■ DO THIS: Type out the data exactly as given. Skip any image.

■ TASK INPUTS:
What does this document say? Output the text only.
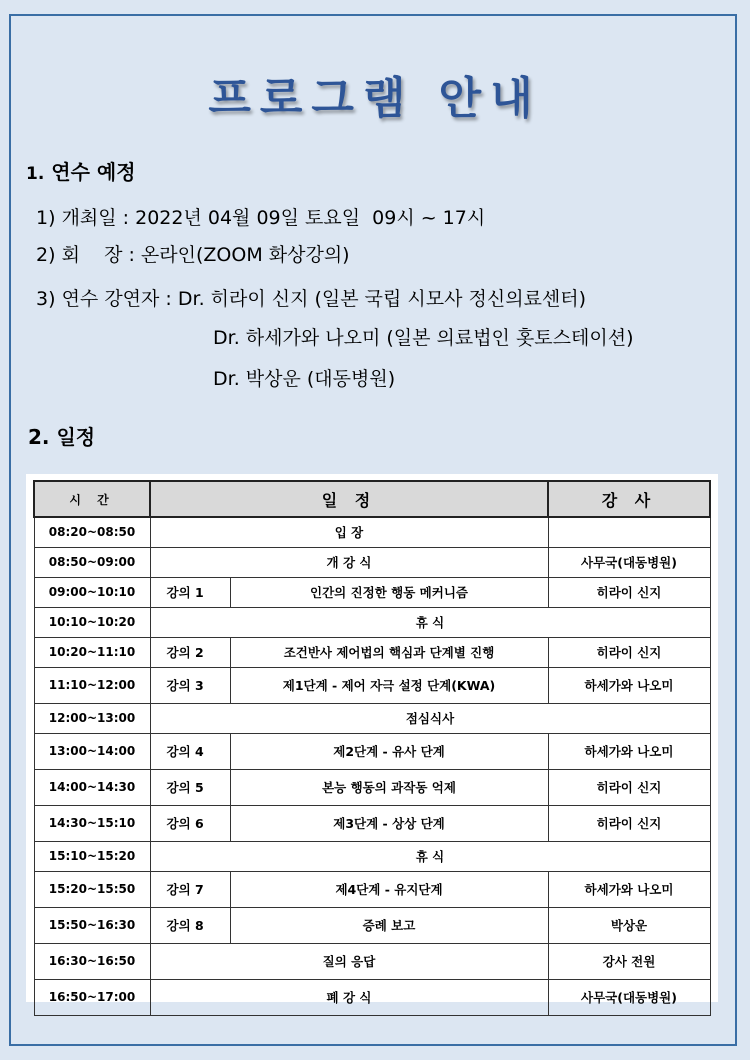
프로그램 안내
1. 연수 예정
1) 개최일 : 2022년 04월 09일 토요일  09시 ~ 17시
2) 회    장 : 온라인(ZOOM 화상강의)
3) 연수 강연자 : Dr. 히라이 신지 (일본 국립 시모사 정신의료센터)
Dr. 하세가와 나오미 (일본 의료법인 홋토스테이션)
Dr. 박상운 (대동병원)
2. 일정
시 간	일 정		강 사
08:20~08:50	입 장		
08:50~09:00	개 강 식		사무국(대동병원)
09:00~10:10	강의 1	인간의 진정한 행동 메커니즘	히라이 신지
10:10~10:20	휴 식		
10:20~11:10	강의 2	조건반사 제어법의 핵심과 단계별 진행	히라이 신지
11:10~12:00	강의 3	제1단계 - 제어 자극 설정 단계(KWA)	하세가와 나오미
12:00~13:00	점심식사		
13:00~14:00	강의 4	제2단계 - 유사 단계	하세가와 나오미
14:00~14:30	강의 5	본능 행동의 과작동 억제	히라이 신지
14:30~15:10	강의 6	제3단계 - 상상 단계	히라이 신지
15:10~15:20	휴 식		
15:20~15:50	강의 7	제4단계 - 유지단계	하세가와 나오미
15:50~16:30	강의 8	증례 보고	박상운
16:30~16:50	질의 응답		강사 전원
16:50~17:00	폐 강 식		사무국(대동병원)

■ TASK OUTPUT:
What does this document say? Output the text only.
프로그램 안내
1. 연수 예정
1) 개최일 : 2022년 04월 09일 토요일  09시 ~ 17시
2) 회    장 : 온라인(ZOOM 화상강의)
3) 연수 강연자 : Dr. 히라이 신지 (일본 국립 시모사 정신의료센터)
Dr. 하세가와 나오미 (일본 의료법인 홋토스테이션)
Dr. 박상운 (대동병원)
2. 일정
시 간	일 정		강 사
08:20~08:50	입 장		
08:50~09:00	개 강 식		사무국(대동병원)
09:00~10:10	강의 1	인간의 진정한 행동 메커니즘	히라이 신지
10:10~10:20	휴 식		
10:20~11:10	강의 2	조건반사 제어법의 핵심과 단계별 진행	히라이 신지
11:10~12:00	강의 3	제1단계 - 제어 자극 설정 단계(KWA)	하세가와 나오미
12:00~13:00	점심식사		
13:00~14:00	강의 4	제2단계 - 유사 단계	하세가와 나오미
14:00~14:30	강의 5	본능 행동의 과작동 억제	히라이 신지
14:30~15:10	강의 6	제3단계 - 상상 단계	히라이 신지
15:10~15:20	휴 식		
15:20~15:50	강의 7	제4단계 - 유지단계	하세가와 나오미
15:50~16:30	강의 8	증례 보고	박상운
16:30~16:50	질의 응답		강사 전원
16:50~17:00	폐 강 식		사무국(대동병원)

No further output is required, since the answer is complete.